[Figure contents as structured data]

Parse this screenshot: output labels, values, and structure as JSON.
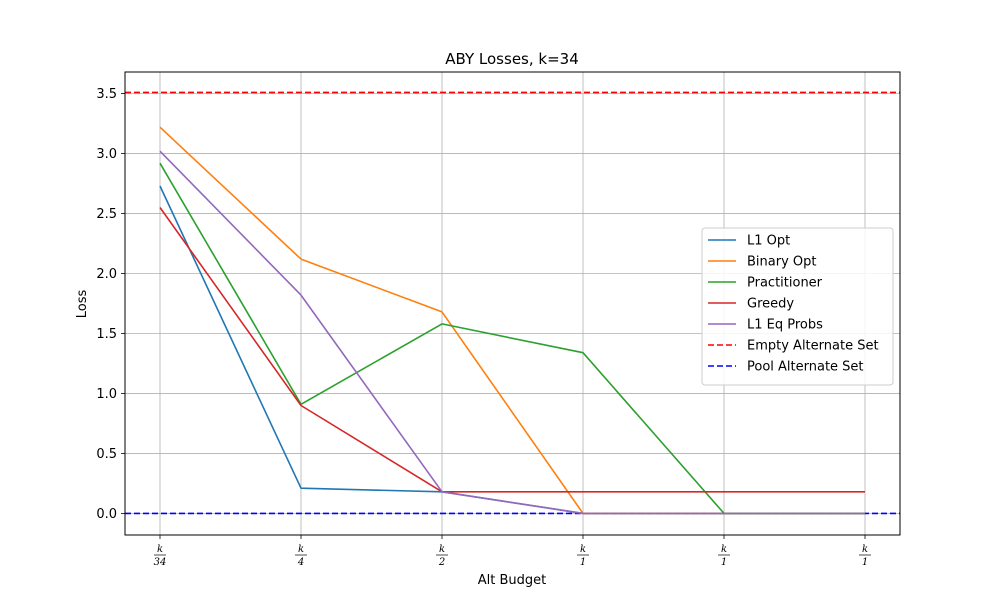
{
  "chart_data": {
    "type": "line",
    "title": "ABY Losses, k=34",
    "xlabel": "Alt Budget",
    "ylabel": "Loss",
    "x_tick_labels": [
      {
        "num": "k",
        "den": "34"
      },
      {
        "num": "k",
        "den": "4"
      },
      {
        "num": "k",
        "den": "2"
      },
      {
        "num": "k",
        "den": "1"
      },
      {
        "num": "k",
        "den": "1"
      },
      {
        "num": "k",
        "den": "1"
      }
    ],
    "x_positions": [
      34,
      4,
      2,
      1,
      1,
      1
    ],
    "y_ticks": [
      "0.0",
      "0.5",
      "1.0",
      "1.5",
      "2.0",
      "2.5",
      "3.0",
      "3.5"
    ],
    "ylim": [
      -0.18,
      3.68
    ],
    "grid": true,
    "legend_position": "center-right",
    "series": [
      {
        "name": "L1 Opt",
        "color": "#1f77b4",
        "values": [
          2.73,
          0.21,
          0.18,
          0.0,
          0.0,
          0.0
        ]
      },
      {
        "name": "Binary Opt",
        "color": "#ff7f0e",
        "values": [
          3.22,
          2.12,
          1.68,
          0.0,
          0.0,
          0.0
        ]
      },
      {
        "name": "Practitioner",
        "color": "#2ca02c",
        "values": [
          2.92,
          0.91,
          1.58,
          1.34,
          0.0,
          0.0
        ]
      },
      {
        "name": "Greedy",
        "color": "#d62728",
        "values": [
          2.55,
          0.9,
          0.18,
          0.18,
          0.18,
          0.18
        ]
      },
      {
        "name": "L1 Eq Probs",
        "color": "#9467bd",
        "values": [
          3.02,
          1.82,
          0.18,
          0.0,
          0.0,
          0.0
        ]
      }
    ],
    "reference_lines": [
      {
        "name": "Empty Alternate Set",
        "color": "#ff0000",
        "value": 3.51
      },
      {
        "name": "Pool Alternate Set",
        "color": "#0000ff",
        "value": 0.0
      }
    ]
  }
}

▶ Given request
All entries are to be retyped exactly. Omit any embedded images.

▶ Correct answer
Parse this screenshot: output labels, values, and structure as JSON.
{
  "chart_data": {
    "type": "line",
    "title": "ABY Losses, k=34",
    "xlabel": "Alt Budget",
    "ylabel": "Loss",
    "x_tick_labels": [
      {
        "num": "k",
        "den": "34"
      },
      {
        "num": "k",
        "den": "4"
      },
      {
        "num": "k",
        "den": "2"
      },
      {
        "num": "k",
        "den": "1"
      },
      {
        "num": "k",
        "den": "1"
      },
      {
        "num": "k",
        "den": "1"
      }
    ],
    "x_positions": [
      34,
      4,
      2,
      1,
      1,
      1
    ],
    "y_ticks": [
      "0.0",
      "0.5",
      "1.0",
      "1.5",
      "2.0",
      "2.5",
      "3.0",
      "3.5"
    ],
    "ylim": [
      -0.18,
      3.68
    ],
    "grid": true,
    "legend_position": "center-right",
    "series": [
      {
        "name": "L1 Opt",
        "color": "#1f77b4",
        "values": [
          2.73,
          0.21,
          0.18,
          0.0,
          0.0,
          0.0
        ]
      },
      {
        "name": "Binary Opt",
        "color": "#ff7f0e",
        "values": [
          3.22,
          2.12,
          1.68,
          0.0,
          0.0,
          0.0
        ]
      },
      {
        "name": "Practitioner",
        "color": "#2ca02c",
        "values": [
          2.92,
          0.91,
          1.58,
          1.34,
          0.0,
          0.0
        ]
      },
      {
        "name": "Greedy",
        "color": "#d62728",
        "values": [
          2.55,
          0.9,
          0.18,
          0.18,
          0.18,
          0.18
        ]
      },
      {
        "name": "L1 Eq Probs",
        "color": "#9467bd",
        "values": [
          3.02,
          1.82,
          0.18,
          0.0,
          0.0,
          0.0
        ]
      }
    ],
    "reference_lines": [
      {
        "name": "Empty Alternate Set",
        "color": "#ff0000",
        "value": 3.51
      },
      {
        "name": "Pool Alternate Set",
        "color": "#0000ff",
        "value": 0.0
      }
    ]
  }
}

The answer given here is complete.